::: RAW DATA

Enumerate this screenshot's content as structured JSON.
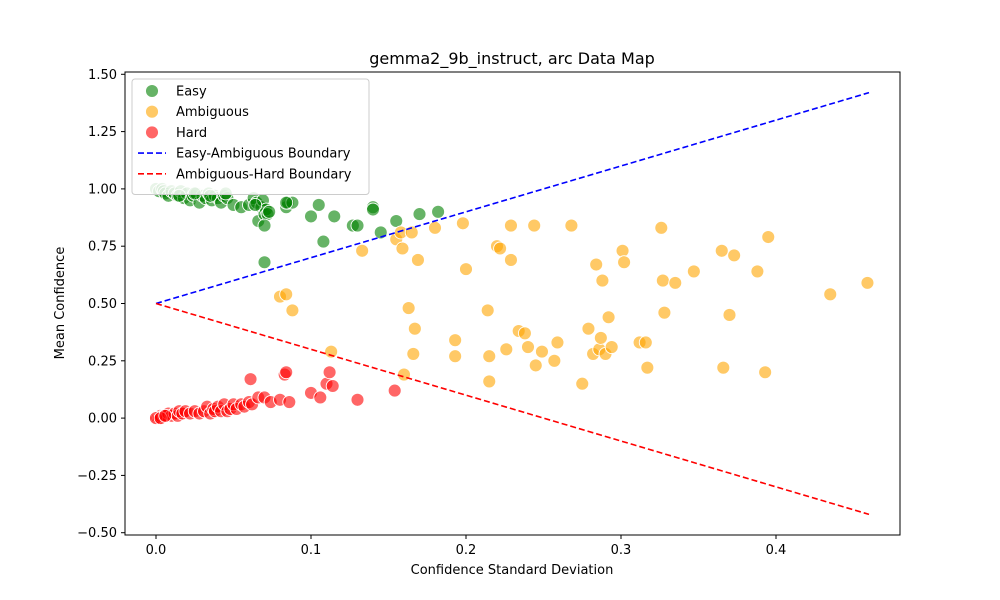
{
  "chart_data": {
    "type": "scatter",
    "title": "gemma2_9b_instruct, arc Data Map",
    "xlabel": "Confidence Standard Deviation",
    "ylabel": "Mean Confidence",
    "xlim": [
      -0.02,
      0.48
    ],
    "ylim": [
      -0.51,
      1.51
    ],
    "xticks": [
      0.0,
      0.1,
      0.2,
      0.3,
      0.4
    ],
    "xtick_labels": [
      "0.0",
      "0.1",
      "0.2",
      "0.3",
      "0.4"
    ],
    "yticks": [
      -0.5,
      -0.25,
      0.0,
      0.25,
      0.5,
      0.75,
      1.0,
      1.25,
      1.5
    ],
    "ytick_labels": [
      "−0.50",
      "−0.25",
      "0.00",
      "0.25",
      "0.50",
      "0.75",
      "1.00",
      "1.25",
      "1.50"
    ],
    "grid": false,
    "legend_position": "top-left",
    "legend": [
      {
        "label": "Easy",
        "kind": "marker",
        "color": "#008000"
      },
      {
        "label": "Ambiguous",
        "kind": "marker",
        "color": "#FFA500"
      },
      {
        "label": "Hard",
        "kind": "marker",
        "color": "#FF0000"
      },
      {
        "label": "Easy-Ambiguous Boundary",
        "kind": "line",
        "color": "#0000FF"
      },
      {
        "label": "Ambiguous-Hard Boundary",
        "kind": "line",
        "color": "#FF0000"
      }
    ],
    "series": [
      {
        "name": "Easy",
        "color": "#008000",
        "points": [
          [
            0.0,
            1.0
          ],
          [
            0.002,
            0.99
          ],
          [
            0.004,
            1.0
          ],
          [
            0.005,
            0.99
          ],
          [
            0.006,
            0.98
          ],
          [
            0.008,
            0.97
          ],
          [
            0.01,
            0.99
          ],
          [
            0.012,
            0.98
          ],
          [
            0.014,
            0.97
          ],
          [
            0.016,
            0.99
          ],
          [
            0.018,
            0.96
          ],
          [
            0.02,
            0.98
          ],
          [
            0.022,
            0.95
          ],
          [
            0.024,
            0.97
          ],
          [
            0.026,
            0.98
          ],
          [
            0.028,
            0.94
          ],
          [
            0.03,
            0.97
          ],
          [
            0.032,
            0.96
          ],
          [
            0.034,
            0.98
          ],
          [
            0.036,
            0.95
          ],
          [
            0.038,
            0.97
          ],
          [
            0.04,
            0.96
          ],
          [
            0.042,
            0.94
          ],
          [
            0.044,
            0.97
          ],
          [
            0.046,
            0.96
          ],
          [
            0.05,
            0.93
          ],
          [
            0.055,
            0.92
          ],
          [
            0.06,
            0.93
          ],
          [
            0.063,
            0.96
          ],
          [
            0.065,
            0.94
          ],
          [
            0.066,
            0.86
          ],
          [
            0.068,
            0.92
          ],
          [
            0.069,
            0.95
          ],
          [
            0.07,
            0.89
          ],
          [
            0.071,
            0.91
          ],
          [
            0.072,
            0.89
          ],
          [
            0.073,
            0.9
          ],
          [
            0.07,
            0.84
          ],
          [
            0.07,
            0.68
          ],
          [
            0.084,
            0.92
          ],
          [
            0.085,
            0.94
          ],
          [
            0.088,
            0.94
          ],
          [
            0.1,
            0.88
          ],
          [
            0.105,
            0.93
          ],
          [
            0.108,
            0.77
          ],
          [
            0.115,
            0.88
          ],
          [
            0.127,
            0.84
          ],
          [
            0.13,
            0.84
          ],
          [
            0.14,
            0.92
          ],
          [
            0.14,
            0.91
          ],
          [
            0.145,
            0.81
          ],
          [
            0.155,
            0.86
          ],
          [
            0.17,
            0.89
          ],
          [
            0.182,
            0.9
          ],
          [
            0.015,
            0.97
          ],
          [
            0.025,
            0.98
          ],
          [
            0.035,
            0.97
          ],
          [
            0.045,
            0.98
          ],
          [
            0.064,
            0.93
          ],
          [
            0.084,
            0.94
          ]
        ]
      },
      {
        "name": "Ambiguous",
        "color": "#FFA500",
        "points": [
          [
            0.08,
            0.53
          ],
          [
            0.084,
            0.54
          ],
          [
            0.088,
            0.47
          ],
          [
            0.113,
            0.29
          ],
          [
            0.133,
            0.73
          ],
          [
            0.155,
            0.78
          ],
          [
            0.158,
            0.81
          ],
          [
            0.159,
            0.74
          ],
          [
            0.16,
            0.19
          ],
          [
            0.163,
            0.48
          ],
          [
            0.165,
            0.81
          ],
          [
            0.166,
            0.28
          ],
          [
            0.167,
            0.39
          ],
          [
            0.169,
            0.69
          ],
          [
            0.18,
            0.83
          ],
          [
            0.193,
            0.34
          ],
          [
            0.193,
            0.27
          ],
          [
            0.198,
            0.85
          ],
          [
            0.2,
            0.65
          ],
          [
            0.214,
            0.47
          ],
          [
            0.215,
            0.27
          ],
          [
            0.215,
            0.16
          ],
          [
            0.22,
            0.75
          ],
          [
            0.222,
            0.74
          ],
          [
            0.226,
            0.3
          ],
          [
            0.229,
            0.84
          ],
          [
            0.229,
            0.69
          ],
          [
            0.234,
            0.38
          ],
          [
            0.238,
            0.37
          ],
          [
            0.24,
            0.31
          ],
          [
            0.244,
            0.84
          ],
          [
            0.245,
            0.23
          ],
          [
            0.249,
            0.29
          ],
          [
            0.257,
            0.25
          ],
          [
            0.259,
            0.33
          ],
          [
            0.268,
            0.84
          ],
          [
            0.275,
            0.15
          ],
          [
            0.279,
            0.39
          ],
          [
            0.282,
            0.28
          ],
          [
            0.284,
            0.67
          ],
          [
            0.286,
            0.3
          ],
          [
            0.287,
            0.35
          ],
          [
            0.288,
            0.6
          ],
          [
            0.29,
            0.28
          ],
          [
            0.292,
            0.44
          ],
          [
            0.294,
            0.31
          ],
          [
            0.301,
            0.73
          ],
          [
            0.302,
            0.68
          ],
          [
            0.312,
            0.33
          ],
          [
            0.316,
            0.33
          ],
          [
            0.317,
            0.22
          ],
          [
            0.326,
            0.83
          ],
          [
            0.327,
            0.6
          ],
          [
            0.328,
            0.46
          ],
          [
            0.335,
            0.59
          ],
          [
            0.347,
            0.64
          ],
          [
            0.365,
            0.73
          ],
          [
            0.366,
            0.22
          ],
          [
            0.37,
            0.45
          ],
          [
            0.373,
            0.71
          ],
          [
            0.388,
            0.64
          ],
          [
            0.393,
            0.2
          ],
          [
            0.395,
            0.79
          ],
          [
            0.435,
            0.54
          ],
          [
            0.459,
            0.59
          ]
        ]
      },
      {
        "name": "Hard",
        "color": "#FF0000",
        "points": [
          [
            0.0,
            0.0
          ],
          [
            0.001,
            0.0
          ],
          [
            0.002,
            0.0
          ],
          [
            0.003,
            0.01
          ],
          [
            0.005,
            0.01
          ],
          [
            0.007,
            0.01
          ],
          [
            0.008,
            0.02
          ],
          [
            0.01,
            0.01
          ],
          [
            0.012,
            0.02
          ],
          [
            0.014,
            0.01
          ],
          [
            0.015,
            0.03
          ],
          [
            0.017,
            0.02
          ],
          [
            0.019,
            0.03
          ],
          [
            0.022,
            0.02
          ],
          [
            0.025,
            0.03
          ],
          [
            0.028,
            0.02
          ],
          [
            0.031,
            0.03
          ],
          [
            0.033,
            0.05
          ],
          [
            0.035,
            0.02
          ],
          [
            0.037,
            0.04
          ],
          [
            0.038,
            0.03
          ],
          [
            0.04,
            0.05
          ],
          [
            0.042,
            0.03
          ],
          [
            0.044,
            0.06
          ],
          [
            0.046,
            0.03
          ],
          [
            0.048,
            0.04
          ],
          [
            0.05,
            0.06
          ],
          [
            0.052,
            0.04
          ],
          [
            0.055,
            0.06
          ],
          [
            0.057,
            0.05
          ],
          [
            0.06,
            0.07
          ],
          [
            0.062,
            0.06
          ],
          [
            0.061,
            0.17
          ],
          [
            0.066,
            0.09
          ],
          [
            0.07,
            0.09
          ],
          [
            0.074,
            0.07
          ],
          [
            0.08,
            0.08
          ],
          [
            0.083,
            0.19
          ],
          [
            0.084,
            0.2
          ],
          [
            0.086,
            0.07
          ],
          [
            0.1,
            0.11
          ],
          [
            0.106,
            0.09
          ],
          [
            0.11,
            0.15
          ],
          [
            0.112,
            0.2
          ],
          [
            0.114,
            0.14
          ],
          [
            0.13,
            0.08
          ],
          [
            0.154,
            0.12
          ],
          [
            0.0,
            0.0
          ],
          [
            0.003,
            0.0
          ],
          [
            0.006,
            0.01
          ]
        ]
      }
    ],
    "boundaries": [
      {
        "name": "Easy-Ambiguous Boundary",
        "color": "#0000FF",
        "x": [
          0.0,
          0.46
        ],
        "y": [
          0.5,
          1.42
        ]
      },
      {
        "name": "Ambiguous-Hard Boundary",
        "color": "#FF0000",
        "x": [
          0.0,
          0.46
        ],
        "y": [
          0.5,
          -0.42
        ]
      }
    ]
  }
}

::::::

» **GOAL**
Provide only the count of lines in the data above that include the string "Ambiguous".

» **FINAL ANSWER**
6